To be done » Exact copies are required of the lines from the line containing "What text is on this page?" through the final line of the listing, both included, and of no other lines.

▼

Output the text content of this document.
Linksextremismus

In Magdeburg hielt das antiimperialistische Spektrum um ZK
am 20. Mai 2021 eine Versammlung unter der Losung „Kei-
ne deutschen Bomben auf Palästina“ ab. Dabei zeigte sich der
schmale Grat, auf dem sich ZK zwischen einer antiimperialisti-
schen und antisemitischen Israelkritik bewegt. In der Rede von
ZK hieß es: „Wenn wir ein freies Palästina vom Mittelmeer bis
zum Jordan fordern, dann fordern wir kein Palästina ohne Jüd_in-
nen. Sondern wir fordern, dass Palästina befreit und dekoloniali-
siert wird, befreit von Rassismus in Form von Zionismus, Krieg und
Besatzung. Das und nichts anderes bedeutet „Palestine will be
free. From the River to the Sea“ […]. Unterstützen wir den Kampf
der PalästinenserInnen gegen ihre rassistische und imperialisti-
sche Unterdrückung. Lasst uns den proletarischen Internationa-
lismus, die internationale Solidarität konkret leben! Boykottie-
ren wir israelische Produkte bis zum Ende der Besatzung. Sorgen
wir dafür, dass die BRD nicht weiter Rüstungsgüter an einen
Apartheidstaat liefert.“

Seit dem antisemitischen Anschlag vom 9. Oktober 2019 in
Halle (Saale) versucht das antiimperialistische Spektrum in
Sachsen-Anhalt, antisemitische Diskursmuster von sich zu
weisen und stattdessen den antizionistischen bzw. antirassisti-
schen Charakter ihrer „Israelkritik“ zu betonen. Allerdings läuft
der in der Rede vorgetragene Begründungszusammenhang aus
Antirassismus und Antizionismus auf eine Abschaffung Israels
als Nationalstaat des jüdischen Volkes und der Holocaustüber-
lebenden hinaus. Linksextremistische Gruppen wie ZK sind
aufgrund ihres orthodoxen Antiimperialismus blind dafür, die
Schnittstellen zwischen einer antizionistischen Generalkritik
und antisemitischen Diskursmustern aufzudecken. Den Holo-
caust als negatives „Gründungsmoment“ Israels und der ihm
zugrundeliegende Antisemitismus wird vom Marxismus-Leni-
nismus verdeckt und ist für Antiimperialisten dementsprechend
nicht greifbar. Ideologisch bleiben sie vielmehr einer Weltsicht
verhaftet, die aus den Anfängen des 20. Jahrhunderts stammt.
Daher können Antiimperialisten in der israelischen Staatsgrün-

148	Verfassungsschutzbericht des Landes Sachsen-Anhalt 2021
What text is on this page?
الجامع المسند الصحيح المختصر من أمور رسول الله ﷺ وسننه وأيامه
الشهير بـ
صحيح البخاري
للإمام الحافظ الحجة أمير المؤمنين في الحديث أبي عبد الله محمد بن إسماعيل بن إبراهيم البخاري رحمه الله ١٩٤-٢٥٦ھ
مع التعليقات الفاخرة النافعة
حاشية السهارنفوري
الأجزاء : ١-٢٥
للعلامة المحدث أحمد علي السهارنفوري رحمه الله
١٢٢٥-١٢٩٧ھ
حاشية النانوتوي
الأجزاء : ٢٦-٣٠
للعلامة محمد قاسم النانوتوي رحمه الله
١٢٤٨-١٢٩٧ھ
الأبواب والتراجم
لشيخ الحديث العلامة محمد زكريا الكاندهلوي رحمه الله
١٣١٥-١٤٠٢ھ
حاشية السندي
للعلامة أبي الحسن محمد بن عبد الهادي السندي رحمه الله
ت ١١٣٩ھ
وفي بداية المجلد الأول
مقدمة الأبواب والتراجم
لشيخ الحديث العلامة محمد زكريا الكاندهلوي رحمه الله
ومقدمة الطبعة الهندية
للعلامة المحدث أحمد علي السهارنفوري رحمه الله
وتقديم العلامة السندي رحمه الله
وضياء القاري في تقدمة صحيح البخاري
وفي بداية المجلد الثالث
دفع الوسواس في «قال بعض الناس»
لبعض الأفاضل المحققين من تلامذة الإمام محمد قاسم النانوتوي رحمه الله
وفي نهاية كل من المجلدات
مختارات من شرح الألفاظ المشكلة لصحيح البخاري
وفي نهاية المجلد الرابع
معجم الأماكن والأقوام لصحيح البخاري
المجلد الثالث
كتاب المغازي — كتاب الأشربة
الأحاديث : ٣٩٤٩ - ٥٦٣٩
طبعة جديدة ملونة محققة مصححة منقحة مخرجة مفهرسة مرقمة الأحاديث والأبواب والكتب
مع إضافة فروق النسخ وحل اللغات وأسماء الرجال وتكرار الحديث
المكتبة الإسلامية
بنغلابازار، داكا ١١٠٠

▲

Solved problem »
What text is on this page?
الجامع المسند الصحيح المختصر من أمور رسول الله ﷺ وسننه وأيامه
الشهير بـ
صحيح البخاري
للإمام الحافظ الحجة أمير المؤمنين في الحديث أبي عبد الله محمد بن إسماعيل بن إبراهيم البخاري رحمه الله ١٩٤-٢٥٦ھ
مع التعليقات الفاخرة النافعة
حاشية السهارنفوري
الأجزاء : ١-٢٥
للعلامة المحدث أحمد علي السهارنفوري رحمه الله
١٢٢٥-١٢٩٧ھ
حاشية النانوتوي
الأجزاء : ٢٦-٣٠
للعلامة محمد قاسم النانوتوي رحمه الله
١٢٤٨-١٢٩٧ھ
الأبواب والتراجم
لشيخ الحديث العلامة محمد زكريا الكاندهلوي رحمه الله
١٣١٥-١٤٠٢ھ
حاشية السندي
للعلامة أبي الحسن محمد بن عبد الهادي السندي رحمه الله
ت ١١٣٩ھ
وفي بداية المجلد الأول
مقدمة الأبواب والتراجم
لشيخ الحديث العلامة محمد زكريا الكاندهلوي رحمه الله
ومقدمة الطبعة الهندية
للعلامة المحدث أحمد علي السهارنفوري رحمه الله
وتقديم العلامة السندي رحمه الله
وضياء القاري في تقدمة صحيح البخاري
وفي بداية المجلد الثالث
دفع الوسواس في «قال بعض الناس»
لبعض الأفاضل المحققين من تلامذة الإمام محمد قاسم النانوتوي رحمه الله
وفي نهاية كل من المجلدات
مختارات من شرح الألفاظ المشكلة لصحيح البخاري
وفي نهاية المجلد الرابع
معجم الأماكن والأقوام لصحيح البخاري
المجلد الثالث
كتاب المغازي — كتاب الأشربة
الأحاديث : ٣٩٤٩ - ٥٦٣٩
طبعة جديدة ملونة محققة مصححة منقحة مخرجة مفهرسة مرقمة الأحاديث والأبواب والكتب
مع إضافة فروق النسخ وحل اللغات وأسماء الرجال وتكرار الحديث
المكتبة الإسلامية
بنغلابازار، داكا ١١٠٠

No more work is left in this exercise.